▶ **SHORT TASK**:
Return each line of the records holding the string "养护和管理".
--- GIVEN DATA ---
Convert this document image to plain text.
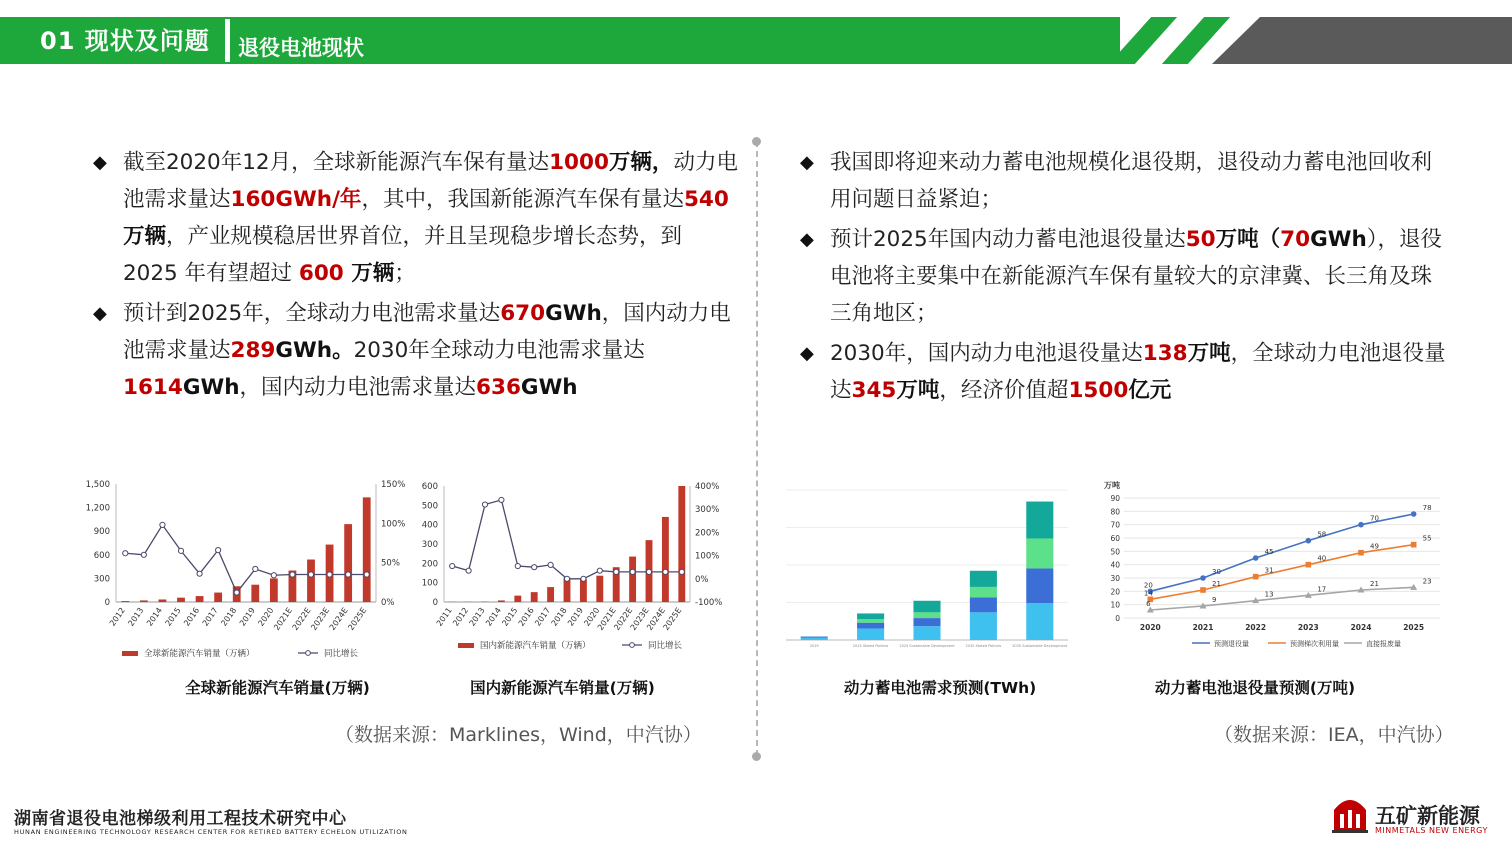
01 现状及问题 退役电池现状
◆ 截至2020年12月，全球新能源汽车保有量达1000万辆，动力电池需求量达160GWh/年，其中，我国新能源汽车保有量达540万辆，产业规模稳居世界首位，并且呈现稳步增长态势，到 2025 年有望超过 600 万辆；
◆ 预计到2025年，全球动力电池需求量达670GWh，国内动力电池需求量达289GWh。2030年全球动力电池需求量达1614GWh，国内动力电池需求量达636GWh
◆ 我国即将迎来动力蓄电池规模化退役期，退役动力蓄电池回收利用问题日益紧迫；
◆ 预计2025年国内动力蓄电池退役量达50万吨（70GWh），退役电池将主要集中在新能源汽车保有量较大的京津冀、长三角及珠三角地区；
◆ 2030年，国内动力电池退役量达138万吨，全球动力电池退役量达345万吨，经济价值超1500亿元
0
300
600
900
1,200
1,500
0%
50%
100%
150%
2012 2013 2014 2015 2016 2017 2018 2019 2020
2021E
2022E
2023E
2024E
2025E
全球新能源汽车销量（万辆）	同比增长
全球新能源汽车销量(万辆)
0
100
200
300
400
500
600
-100%
0%
100%
200%
300%
400%
2011
2012
2013
2014
2015
2016
2017
2018
2019
2020
2021E
2022E
2023E
2024E
2025E
国内新能源汽车销量（万辆）	同比增长
国内新能源汽车销量(万辆)
（数据来源：Marklines，Wind，中汽协）
2019	2025 Stated Policies	2025 Sustainable Development	2030 Stated Policies	2030 Sustainable Development
动力蓄电池需求预测(TWh)
万吨
0
10
20
30
40
50
60
70
80
90
2020	2021	2022	2023	2024	2025
20
30
45
58
70
78
14
21
31
40
49
55
6	9
13
17
21	23
预测退役量	预测梯次利用量	直接报废量
动力蓄电池退役量预测(万吨)
（数据来源：IEA，中汽协）
湖南省退役电池梯级利用工程技术研究中心
HUNAN ENGINEERING TECHNOLOGY RESEARCH CENTER FOR RETIRED BATTERY ECHELON UTILIZATION
五矿新能源
MINMETALS NEW ENERGY
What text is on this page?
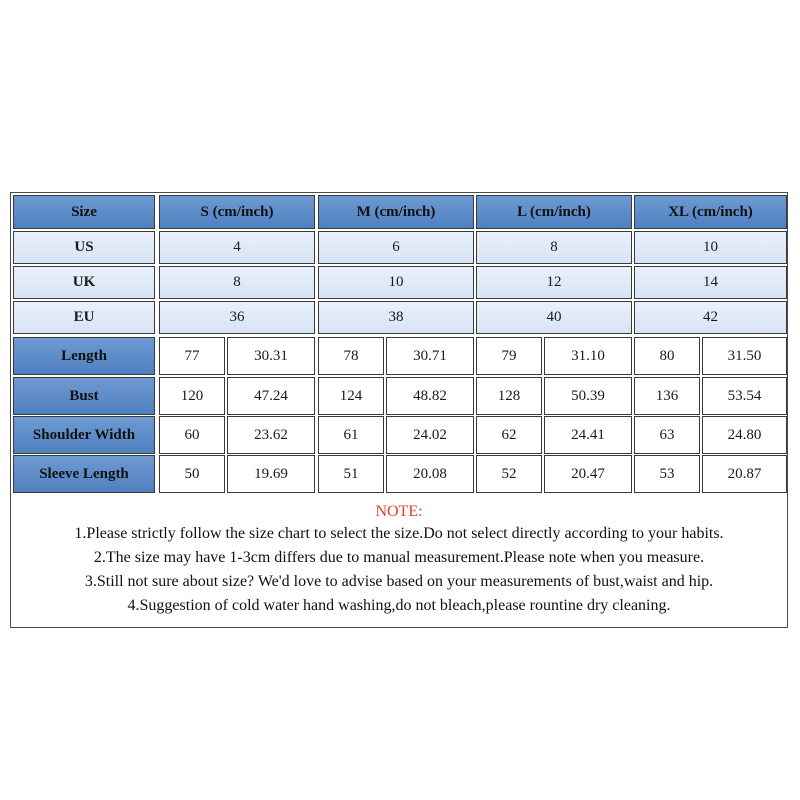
Size	S (cm/inch)	M (cm/inch)	L (cm/inch)	XL (cm/inch)
US	4	6	8	10
UK	8	10	12	14
EU	36	38	40	42
Length	77	30.31	78	30.71	79	31.10	80	31.50
Bust	120	47.24	124	48.82	128	50.39	136	53.54
Shoulder Width	60	23.62	61	24.02	62	24.41	63	24.80
Sleeve Length	50	19.69	51	20.08	52	20.47	53	20.87
NOTE:
1.Please strictly follow the size chart to select the size.Do not select directly according to your habits.
2.The size may have 1-3cm differs due to manual measurement.Please note when you measure.
3.Still not sure about size? We'd love to advise based on your measurements of bust,waist and hip.
4.Suggestion of cold water hand washing,do not bleach,please rountine dry cleaning.
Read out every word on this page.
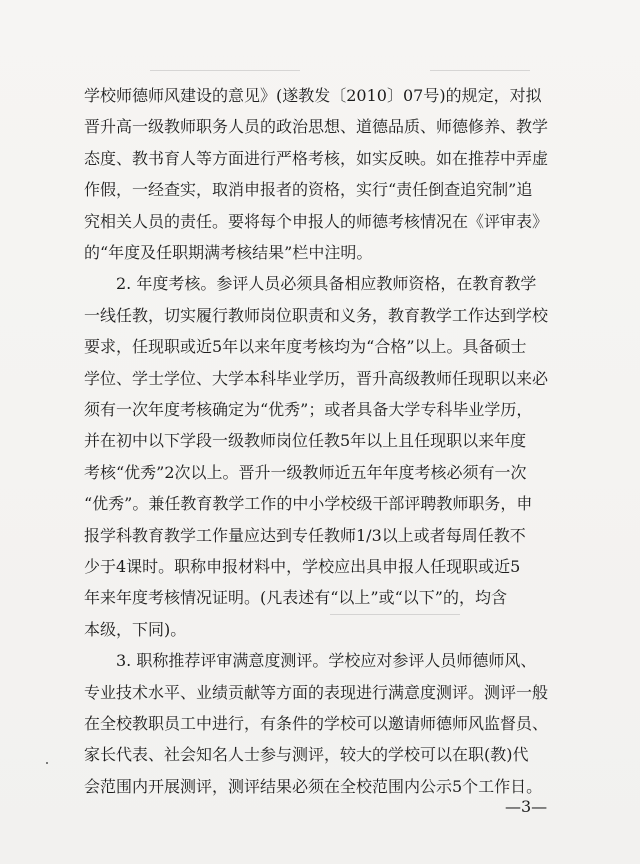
学校师德师风建设的意见》(遂教发〔2010〕07号)的规定，对拟
晋升高一级教师职务人员的政治思想、道德品质、师德修养、教学
态度、教书育人等方面进行严格考核，如实反映。如在推荐中弄虚
作假，一经查实，取消申报者的资格，实行“责任倒查追究制”追
究相关人员的责任。要将每个申报人的师德考核情况在《评审表》
的“年度及任职期满考核结果”栏中注明。
2. 年度考核。参评人员必须具备相应教师资格，在教育教学
一线任教，切实履行教师岗位职责和义务，教育教学工作达到学校
要求，任现职或近5年以来年度考核均为“合格”以上。具备硕士
学位、学士学位、大学本科毕业学历，晋升高级教师任现职以来必
须有一次年度考核确定为“优秀”；或者具备大学专科毕业学历，
并在初中以下学段一级教师岗位任教5年以上且任现职以来年度
考核“优秀”2次以上。晋升一级教师近五年年度考核必须有一次
“优秀”。兼任教育教学工作的中小学校级干部评聘教师职务，申
报学科教育教学工作量应达到专任教师1/3以上或者每周任教不
少于4课时。职称申报材料中，学校应出具申报人任现职或近5
年来年度考核情况证明。(凡表述有“以上”或“以下”的，均含
本级，下同)。
3. 职称推荐评审满意度测评。学校应对参评人员师德师风、
专业技术水平、业绩贡献等方面的表现进行满意度测评。测评一般
在全校教职员工中进行，有条件的学校可以邀请师德师风监督员、
家长代表、社会知名人士参与测评，较大的学校可以在职(教)代
会范围内开展测评，测评结果必须在全校范围内公示5个工作日。
—3—
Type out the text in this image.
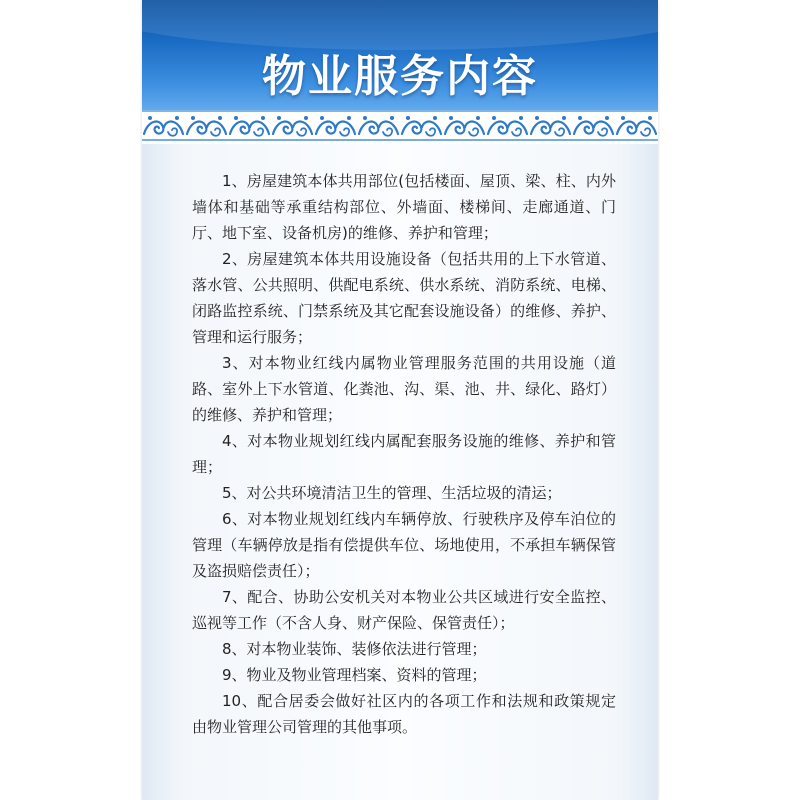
物业服务内容

1、房屋建筑本体共用部位(包括楼面、屋顶、梁、柱、内外墙体和基础等承重结构部位、外墙面、楼梯间、走廊通道、门厅、地下室、设备机房)的维修、养护和管理；

2、房屋建筑本体共用设施设备（包括共用的上下水管道、落水管、公共照明、供配电系统、供水系统、消防系统、电梯、闭路监控系统、门禁系统及其它配套设施设备）的维修、养护、管理和运行服务；

3、对本物业红线内属物业管理服务范围的共用设施（道路、室外上下水管道、化粪池、沟、渠、池、井、绿化、路灯）的维修、养护和管理；

4、对本物业规划红线内属配套服务设施的维修、养护和管理；

5、对公共环境清洁卫生的管理、生活垃圾的清运；

6、对本物业规划红线内车辆停放、行驶秩序及停车泊位的管理（车辆停放是指有偿提供车位、场地使用，不承担车辆保管及盗损赔偿责任）；

7、配合、协助公安机关对本物业公共区域进行安全监控、巡视等工作（不含人身、财产保险、保管责任）；

8、对本物业装饰、装修依法进行管理；

9、物业及物业管理档案、资料的管理；

10、配合居委会做好社区内的各项工作和法规和政策规定由物业管理公司管理的其他事项。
---
▶ **WRITTEN ANSWER**:
1、房屋建筑本体共用部位(包括楼面、屋顶、梁、柱、内外墙体和基础等承重结构部位、外墙面、楼梯间、走廊通道、门厅、地下室、设备机房)的维修、养护和管理；
3、对本物业红线内属物业管理服务范围的共用设施（道路、室外上下水管道、化粪池、沟、渠、池、井、绿化、路灯）的维修、养护和管理；
4、对本物业规划红线内属配套服务设施的维修、养护和管理；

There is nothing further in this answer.